Saved data entries –
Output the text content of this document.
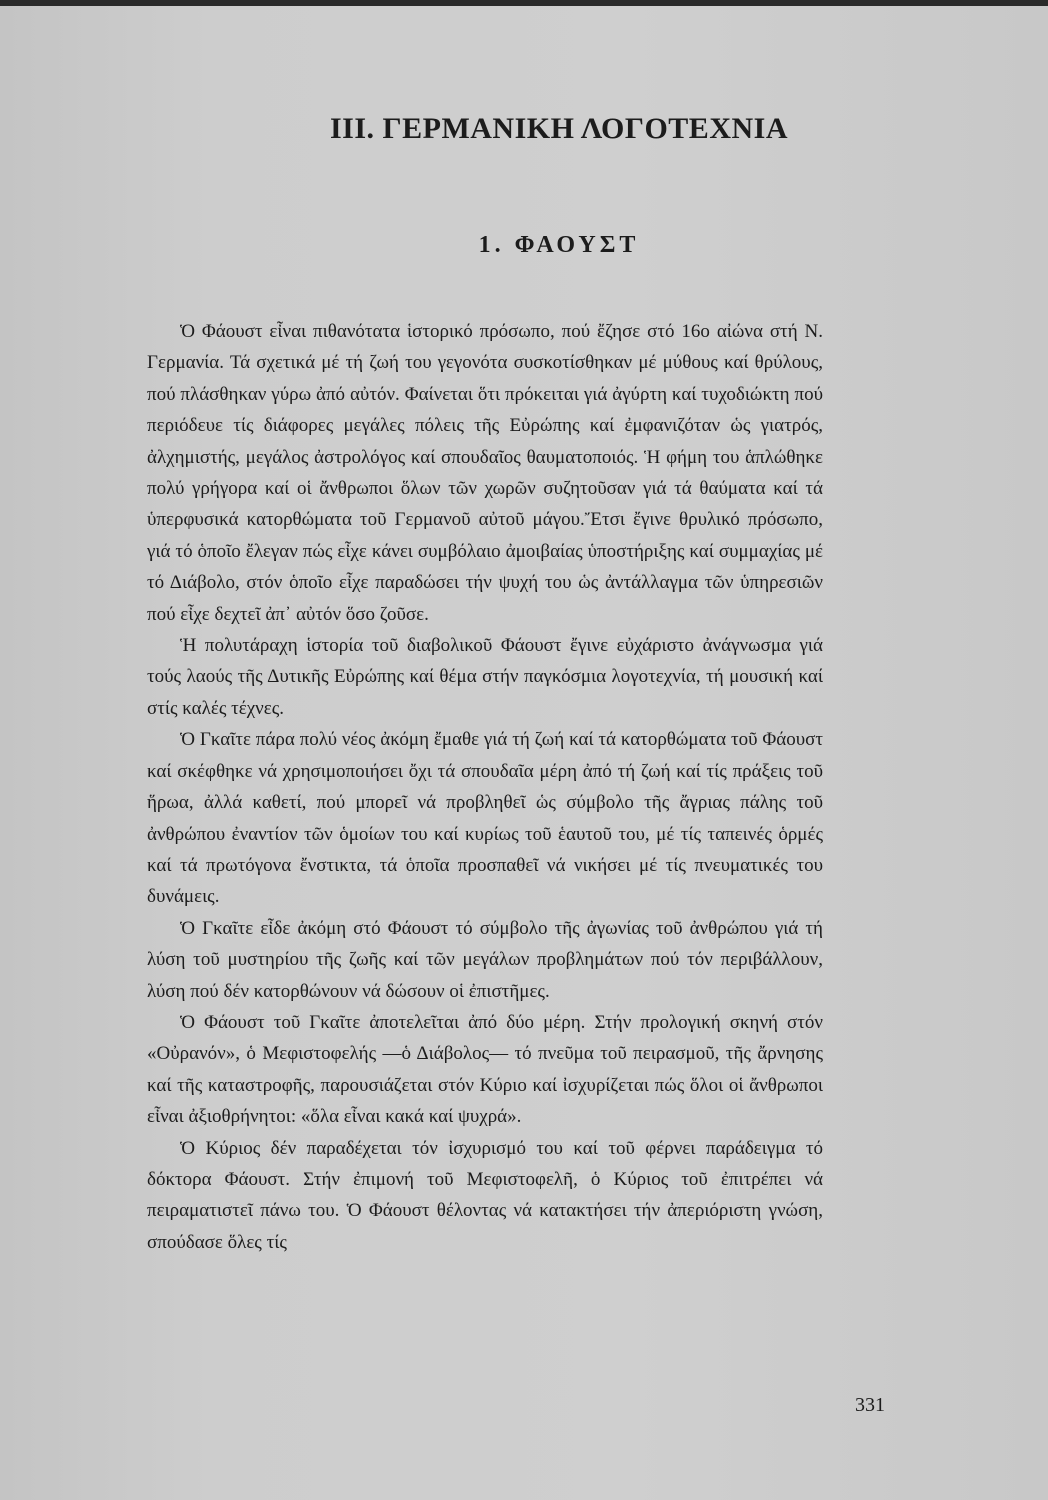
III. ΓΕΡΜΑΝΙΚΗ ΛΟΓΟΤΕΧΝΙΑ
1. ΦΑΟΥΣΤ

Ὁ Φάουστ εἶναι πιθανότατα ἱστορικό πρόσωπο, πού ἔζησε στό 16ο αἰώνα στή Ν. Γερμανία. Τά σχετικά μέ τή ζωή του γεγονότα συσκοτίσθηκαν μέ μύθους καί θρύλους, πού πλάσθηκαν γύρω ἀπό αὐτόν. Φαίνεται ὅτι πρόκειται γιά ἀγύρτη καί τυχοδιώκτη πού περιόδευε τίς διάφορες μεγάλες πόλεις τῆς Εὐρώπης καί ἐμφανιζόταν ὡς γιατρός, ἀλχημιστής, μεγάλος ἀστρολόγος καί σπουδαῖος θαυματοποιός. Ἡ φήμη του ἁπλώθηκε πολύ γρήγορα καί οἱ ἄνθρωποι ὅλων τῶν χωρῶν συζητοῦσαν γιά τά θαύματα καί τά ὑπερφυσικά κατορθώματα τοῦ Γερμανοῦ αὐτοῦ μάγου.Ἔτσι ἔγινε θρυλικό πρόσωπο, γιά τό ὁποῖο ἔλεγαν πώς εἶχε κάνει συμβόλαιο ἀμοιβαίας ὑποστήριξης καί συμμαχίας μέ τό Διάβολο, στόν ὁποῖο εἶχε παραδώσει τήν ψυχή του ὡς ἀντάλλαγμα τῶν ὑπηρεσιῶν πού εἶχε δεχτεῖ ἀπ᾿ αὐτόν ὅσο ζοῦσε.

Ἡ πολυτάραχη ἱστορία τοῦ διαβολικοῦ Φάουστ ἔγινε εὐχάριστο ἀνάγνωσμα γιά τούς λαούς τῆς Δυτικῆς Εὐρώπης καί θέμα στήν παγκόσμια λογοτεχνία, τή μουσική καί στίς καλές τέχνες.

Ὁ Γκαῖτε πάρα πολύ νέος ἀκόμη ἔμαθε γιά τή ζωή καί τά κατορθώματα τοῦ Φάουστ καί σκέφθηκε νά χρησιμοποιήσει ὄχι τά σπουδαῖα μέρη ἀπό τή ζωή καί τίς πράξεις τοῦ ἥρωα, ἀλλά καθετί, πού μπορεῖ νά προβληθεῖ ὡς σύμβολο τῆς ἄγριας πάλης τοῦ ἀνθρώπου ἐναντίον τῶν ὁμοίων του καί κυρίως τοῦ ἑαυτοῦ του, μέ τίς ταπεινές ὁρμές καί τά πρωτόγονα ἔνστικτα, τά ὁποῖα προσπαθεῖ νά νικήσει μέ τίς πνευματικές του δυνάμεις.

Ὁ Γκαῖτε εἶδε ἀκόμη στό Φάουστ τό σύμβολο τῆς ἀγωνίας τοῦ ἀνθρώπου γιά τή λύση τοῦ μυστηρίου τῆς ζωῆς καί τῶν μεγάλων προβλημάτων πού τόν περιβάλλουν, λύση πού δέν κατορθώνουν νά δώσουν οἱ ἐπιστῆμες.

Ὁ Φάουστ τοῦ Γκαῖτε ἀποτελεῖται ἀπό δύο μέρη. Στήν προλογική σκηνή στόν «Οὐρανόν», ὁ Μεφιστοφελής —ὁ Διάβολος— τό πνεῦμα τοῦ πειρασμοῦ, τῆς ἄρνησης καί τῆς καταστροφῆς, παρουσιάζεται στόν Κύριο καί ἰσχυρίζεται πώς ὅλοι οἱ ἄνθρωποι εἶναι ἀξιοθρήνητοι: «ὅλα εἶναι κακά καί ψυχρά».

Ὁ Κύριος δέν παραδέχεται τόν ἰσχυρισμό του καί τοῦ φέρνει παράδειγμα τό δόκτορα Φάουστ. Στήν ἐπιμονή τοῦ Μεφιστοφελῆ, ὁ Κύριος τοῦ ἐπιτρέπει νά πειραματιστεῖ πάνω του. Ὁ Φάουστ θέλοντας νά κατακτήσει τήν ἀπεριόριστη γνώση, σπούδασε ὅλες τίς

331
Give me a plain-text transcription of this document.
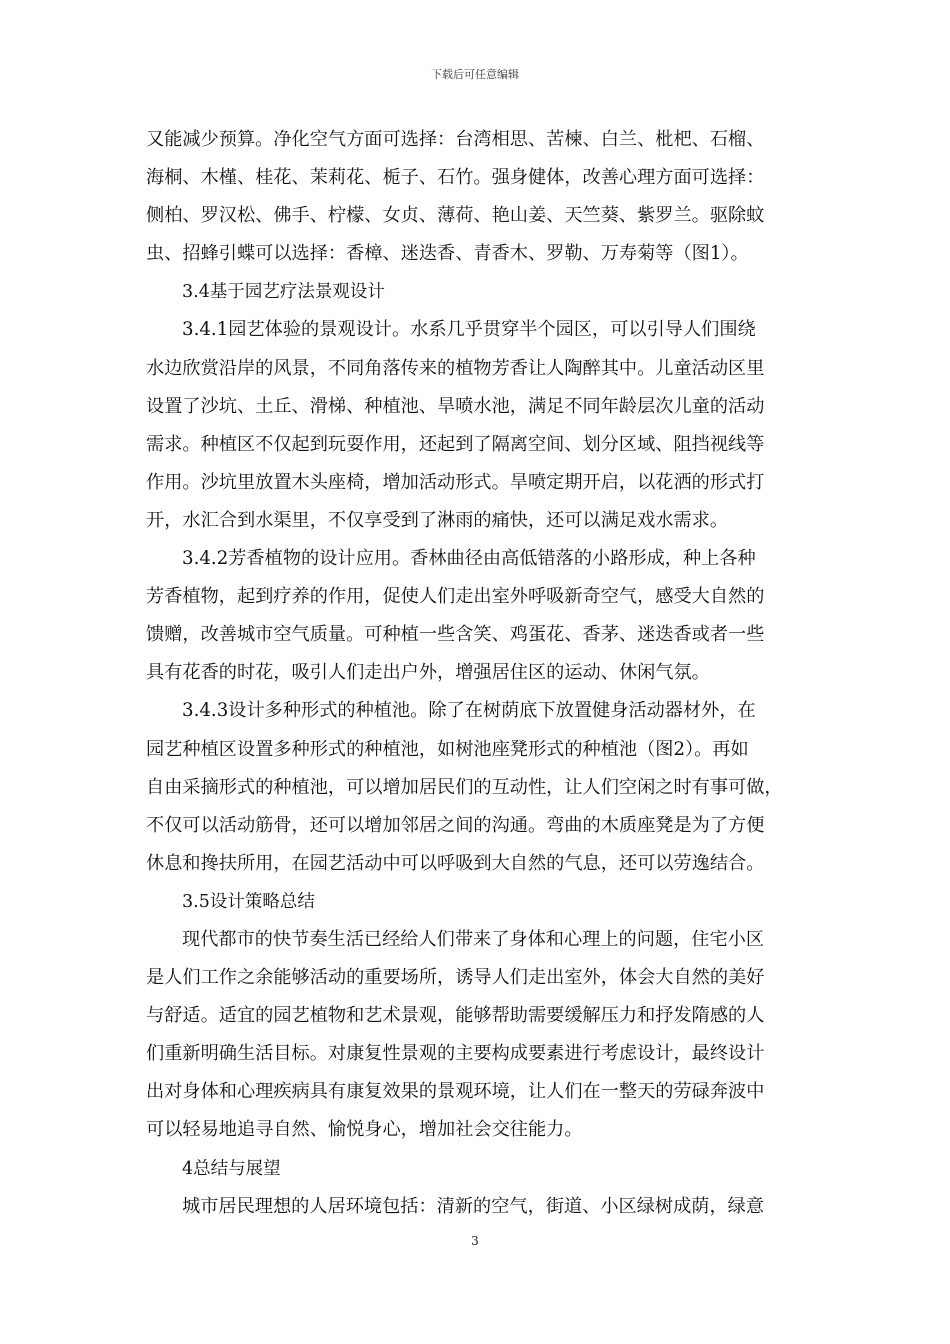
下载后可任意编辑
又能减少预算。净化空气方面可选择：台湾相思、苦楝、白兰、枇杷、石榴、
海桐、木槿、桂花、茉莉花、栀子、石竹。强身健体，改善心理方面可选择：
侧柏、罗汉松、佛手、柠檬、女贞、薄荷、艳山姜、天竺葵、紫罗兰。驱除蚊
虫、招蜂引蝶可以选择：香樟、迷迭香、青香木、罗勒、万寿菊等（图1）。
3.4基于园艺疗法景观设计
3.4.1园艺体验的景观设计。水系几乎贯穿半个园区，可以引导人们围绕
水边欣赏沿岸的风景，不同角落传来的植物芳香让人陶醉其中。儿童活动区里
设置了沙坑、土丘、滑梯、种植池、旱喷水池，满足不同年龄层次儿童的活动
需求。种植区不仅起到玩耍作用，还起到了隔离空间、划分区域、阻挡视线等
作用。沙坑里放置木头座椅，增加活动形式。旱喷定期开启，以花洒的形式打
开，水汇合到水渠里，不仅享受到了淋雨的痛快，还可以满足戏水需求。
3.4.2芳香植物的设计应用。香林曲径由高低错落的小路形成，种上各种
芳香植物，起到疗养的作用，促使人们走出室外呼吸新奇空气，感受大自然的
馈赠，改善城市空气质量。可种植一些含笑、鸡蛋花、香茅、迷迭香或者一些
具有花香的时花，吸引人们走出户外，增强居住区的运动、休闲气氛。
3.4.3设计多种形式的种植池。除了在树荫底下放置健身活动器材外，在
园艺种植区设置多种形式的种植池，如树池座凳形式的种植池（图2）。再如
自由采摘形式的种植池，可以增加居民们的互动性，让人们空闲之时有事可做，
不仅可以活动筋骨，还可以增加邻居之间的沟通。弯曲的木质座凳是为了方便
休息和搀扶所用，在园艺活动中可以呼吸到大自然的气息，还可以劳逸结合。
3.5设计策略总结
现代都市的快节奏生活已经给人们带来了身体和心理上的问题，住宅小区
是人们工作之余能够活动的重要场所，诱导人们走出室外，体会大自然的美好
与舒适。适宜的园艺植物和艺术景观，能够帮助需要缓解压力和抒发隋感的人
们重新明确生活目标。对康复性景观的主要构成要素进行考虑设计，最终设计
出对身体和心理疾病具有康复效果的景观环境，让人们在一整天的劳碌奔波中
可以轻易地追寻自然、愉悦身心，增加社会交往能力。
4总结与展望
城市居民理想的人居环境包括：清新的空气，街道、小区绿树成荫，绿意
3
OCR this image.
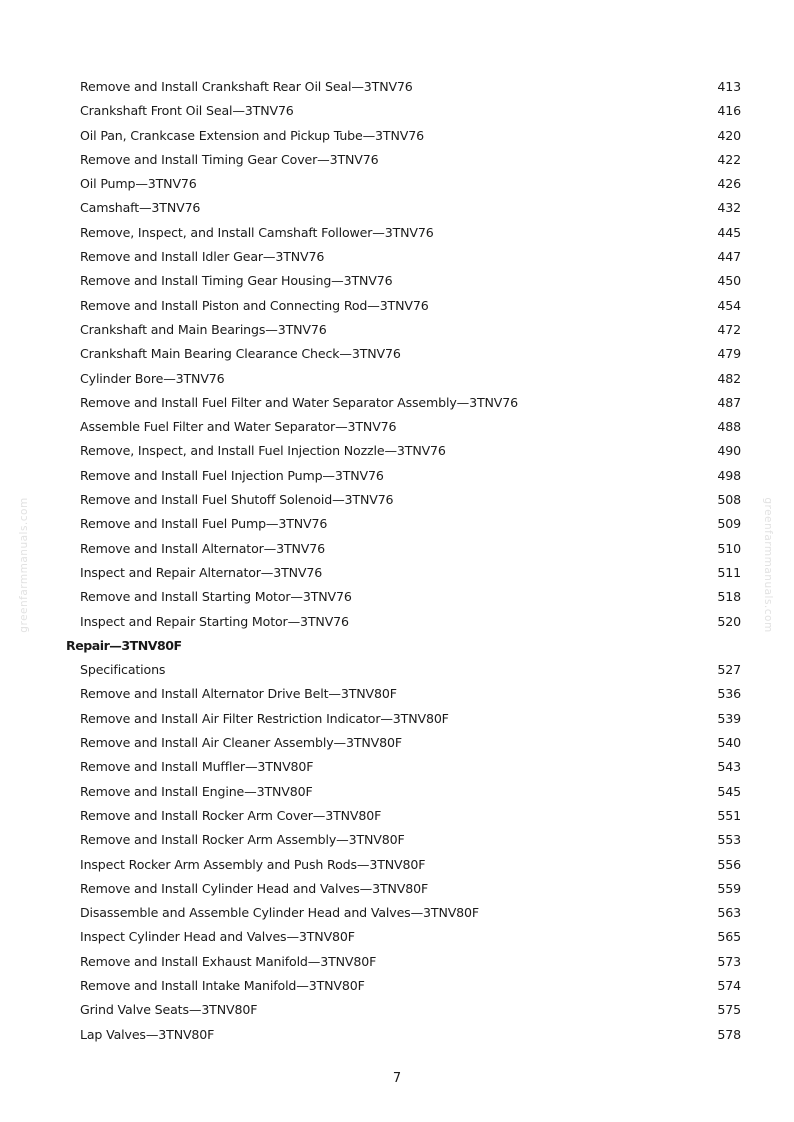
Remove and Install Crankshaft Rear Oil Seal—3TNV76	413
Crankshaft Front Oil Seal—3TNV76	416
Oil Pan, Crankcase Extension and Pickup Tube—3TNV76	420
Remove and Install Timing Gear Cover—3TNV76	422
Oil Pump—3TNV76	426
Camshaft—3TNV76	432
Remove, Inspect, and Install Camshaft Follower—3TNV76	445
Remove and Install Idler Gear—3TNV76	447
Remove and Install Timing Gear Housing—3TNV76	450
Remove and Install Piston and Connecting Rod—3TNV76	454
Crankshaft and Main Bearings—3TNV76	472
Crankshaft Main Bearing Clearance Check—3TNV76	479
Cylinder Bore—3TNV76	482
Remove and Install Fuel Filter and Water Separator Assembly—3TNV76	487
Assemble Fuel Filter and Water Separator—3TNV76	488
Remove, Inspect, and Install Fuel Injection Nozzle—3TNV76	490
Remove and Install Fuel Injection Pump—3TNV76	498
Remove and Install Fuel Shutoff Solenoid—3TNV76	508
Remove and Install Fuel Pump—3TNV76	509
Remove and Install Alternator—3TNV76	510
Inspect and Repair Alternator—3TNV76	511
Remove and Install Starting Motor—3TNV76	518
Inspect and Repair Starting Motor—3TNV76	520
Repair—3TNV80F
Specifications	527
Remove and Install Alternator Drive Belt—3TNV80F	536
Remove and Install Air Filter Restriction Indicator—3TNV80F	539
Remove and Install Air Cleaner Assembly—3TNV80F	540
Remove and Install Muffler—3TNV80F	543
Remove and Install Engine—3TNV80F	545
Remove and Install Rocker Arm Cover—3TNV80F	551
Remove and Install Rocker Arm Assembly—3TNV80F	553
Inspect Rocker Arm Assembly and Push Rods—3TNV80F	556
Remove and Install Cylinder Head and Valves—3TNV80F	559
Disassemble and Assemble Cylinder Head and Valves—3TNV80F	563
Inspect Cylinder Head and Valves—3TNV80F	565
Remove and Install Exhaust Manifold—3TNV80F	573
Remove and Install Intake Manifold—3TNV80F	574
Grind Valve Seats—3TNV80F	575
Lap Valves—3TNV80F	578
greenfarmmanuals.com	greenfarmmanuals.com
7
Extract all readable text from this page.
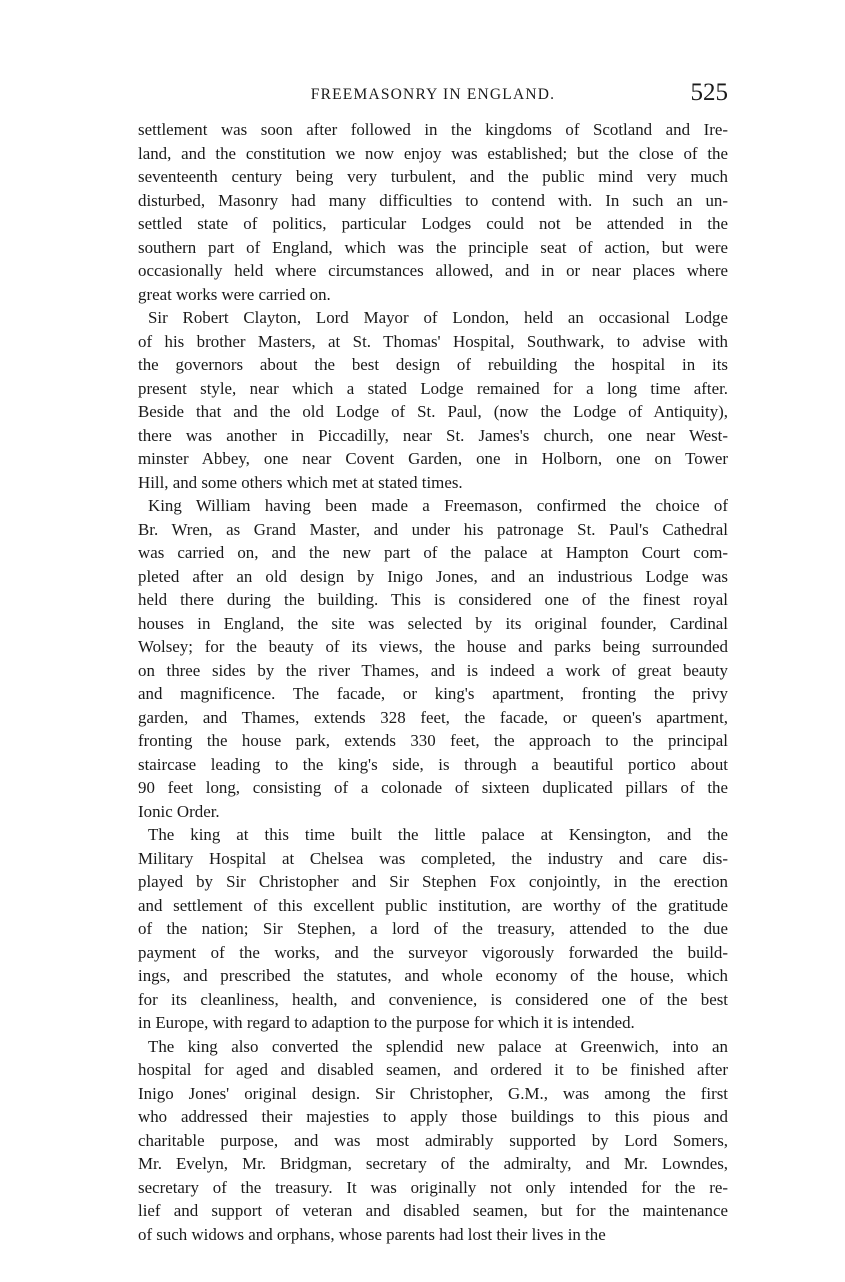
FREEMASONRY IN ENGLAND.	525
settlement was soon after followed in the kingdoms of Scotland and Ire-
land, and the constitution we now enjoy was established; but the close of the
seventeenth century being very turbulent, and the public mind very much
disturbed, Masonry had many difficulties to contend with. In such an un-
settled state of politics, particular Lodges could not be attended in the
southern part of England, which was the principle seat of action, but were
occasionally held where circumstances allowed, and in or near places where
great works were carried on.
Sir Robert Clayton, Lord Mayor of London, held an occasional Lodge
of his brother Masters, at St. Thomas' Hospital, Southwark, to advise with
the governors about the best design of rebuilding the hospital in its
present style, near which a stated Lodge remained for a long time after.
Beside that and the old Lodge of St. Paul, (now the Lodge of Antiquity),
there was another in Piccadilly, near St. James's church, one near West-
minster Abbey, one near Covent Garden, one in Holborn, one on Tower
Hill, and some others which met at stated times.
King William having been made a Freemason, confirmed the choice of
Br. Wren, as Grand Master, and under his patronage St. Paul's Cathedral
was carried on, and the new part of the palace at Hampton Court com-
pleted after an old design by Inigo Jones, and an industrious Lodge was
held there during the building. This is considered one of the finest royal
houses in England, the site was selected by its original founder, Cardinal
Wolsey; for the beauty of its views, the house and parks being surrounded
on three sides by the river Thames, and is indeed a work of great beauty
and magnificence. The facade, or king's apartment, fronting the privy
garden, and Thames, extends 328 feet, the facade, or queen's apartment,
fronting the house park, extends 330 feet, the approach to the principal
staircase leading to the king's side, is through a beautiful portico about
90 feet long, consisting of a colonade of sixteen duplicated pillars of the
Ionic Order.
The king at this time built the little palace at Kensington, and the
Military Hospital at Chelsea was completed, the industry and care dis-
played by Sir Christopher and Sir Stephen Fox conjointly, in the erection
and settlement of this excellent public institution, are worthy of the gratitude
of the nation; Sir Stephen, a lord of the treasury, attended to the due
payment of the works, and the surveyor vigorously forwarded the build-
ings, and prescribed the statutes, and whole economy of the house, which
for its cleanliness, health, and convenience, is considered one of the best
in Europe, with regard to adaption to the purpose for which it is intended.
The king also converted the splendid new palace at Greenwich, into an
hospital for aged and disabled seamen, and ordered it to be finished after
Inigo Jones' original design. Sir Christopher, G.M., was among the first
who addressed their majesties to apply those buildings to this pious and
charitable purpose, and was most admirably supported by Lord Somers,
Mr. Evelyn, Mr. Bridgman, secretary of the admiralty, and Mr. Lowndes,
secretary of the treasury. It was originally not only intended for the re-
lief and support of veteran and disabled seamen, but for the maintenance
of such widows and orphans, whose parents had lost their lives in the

Exercise aim – Filter the records above for "Cover" and copy every matching line.

Solved problem –
Remove and Install Timing Gear Cover—3TNV76	422
Remove and Install Rocker Arm Cover—3TNV80F	551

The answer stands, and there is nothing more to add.